# Record set
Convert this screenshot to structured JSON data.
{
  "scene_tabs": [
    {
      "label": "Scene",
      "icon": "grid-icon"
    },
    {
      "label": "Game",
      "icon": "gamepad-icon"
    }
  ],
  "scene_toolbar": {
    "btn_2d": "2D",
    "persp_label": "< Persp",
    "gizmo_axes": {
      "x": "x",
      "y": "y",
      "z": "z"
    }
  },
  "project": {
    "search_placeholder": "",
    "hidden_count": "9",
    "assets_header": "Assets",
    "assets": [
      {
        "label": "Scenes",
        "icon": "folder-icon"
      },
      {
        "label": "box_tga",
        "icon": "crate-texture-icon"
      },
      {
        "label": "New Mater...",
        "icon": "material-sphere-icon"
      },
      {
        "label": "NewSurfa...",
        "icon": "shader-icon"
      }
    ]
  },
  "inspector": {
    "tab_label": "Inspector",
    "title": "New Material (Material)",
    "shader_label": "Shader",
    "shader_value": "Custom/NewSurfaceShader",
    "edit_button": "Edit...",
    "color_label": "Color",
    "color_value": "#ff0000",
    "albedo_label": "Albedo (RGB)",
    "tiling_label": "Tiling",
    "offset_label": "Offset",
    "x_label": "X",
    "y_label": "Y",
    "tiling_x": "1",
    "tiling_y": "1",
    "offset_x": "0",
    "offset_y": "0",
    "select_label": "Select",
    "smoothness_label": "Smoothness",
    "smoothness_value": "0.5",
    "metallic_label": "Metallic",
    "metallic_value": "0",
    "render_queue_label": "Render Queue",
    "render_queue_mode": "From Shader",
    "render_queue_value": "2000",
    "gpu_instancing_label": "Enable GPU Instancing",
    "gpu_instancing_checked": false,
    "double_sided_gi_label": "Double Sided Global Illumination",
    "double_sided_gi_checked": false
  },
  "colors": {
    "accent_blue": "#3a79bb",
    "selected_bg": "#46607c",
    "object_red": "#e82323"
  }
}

# Given request
Copy every line of the records word for word.

# Response to the task
Convert this screenshot to structured JSON data.
{
  "scene_tabs": [
    {
      "label": "Scene",
      "icon": "grid-icon"
    },
    {
      "label": "Game",
      "icon": "gamepad-icon"
    }
  ],
  "scene_toolbar": {
    "btn_2d": "2D",
    "persp_label": "< Persp",
    "gizmo_axes": {
      "x": "x",
      "y": "y",
      "z": "z"
    }
  },
  "project": {
    "search_placeholder": "",
    "hidden_count": "9",
    "assets_header": "Assets",
    "assets": [
      {
        "label": "Scenes",
        "icon": "folder-icon"
      },
      {
        "label": "box_tga",
        "icon": "crate-texture-icon"
      },
      {
        "label": "New Mater...",
        "icon": "material-sphere-icon"
      },
      {
        "label": "NewSurfa...",
        "icon": "shader-icon"
      }
    ]
  },
  "inspector": {
    "tab_label": "Inspector",
    "title": "New Material (Material)",
    "shader_label": "Shader",
    "shader_value": "Custom/NewSurfaceShader",
    "edit_button": "Edit...",
    "color_label": "Color",
    "color_value": "#ff0000",
    "albedo_label": "Albedo (RGB)",
    "tiling_label": "Tiling",
    "offset_label": "Offset",
    "x_label": "X",
    "y_label": "Y",
    "tiling_x": "1",
    "tiling_y": "1",
    "offset_x": "0",
    "offset_y": "0",
    "select_label": "Select",
    "smoothness_label": "Smoothness",
    "smoothness_value": "0.5",
    "metallic_label": "Metallic",
    "metallic_value": "0",
    "render_queue_label": "Render Queue",
    "render_queue_mode": "From Shader",
    "render_queue_value": "2000",
    "gpu_instancing_label": "Enable GPU Instancing",
    "gpu_instancing_checked": false,
    "double_sided_gi_label": "Double Sided Global Illumination",
    "double_sided_gi_checked": false
  },
  "colors": {
    "accent_blue": "#3a79bb",
    "selected_bg": "#46607c",
    "object_red": "#e82323"
  }
}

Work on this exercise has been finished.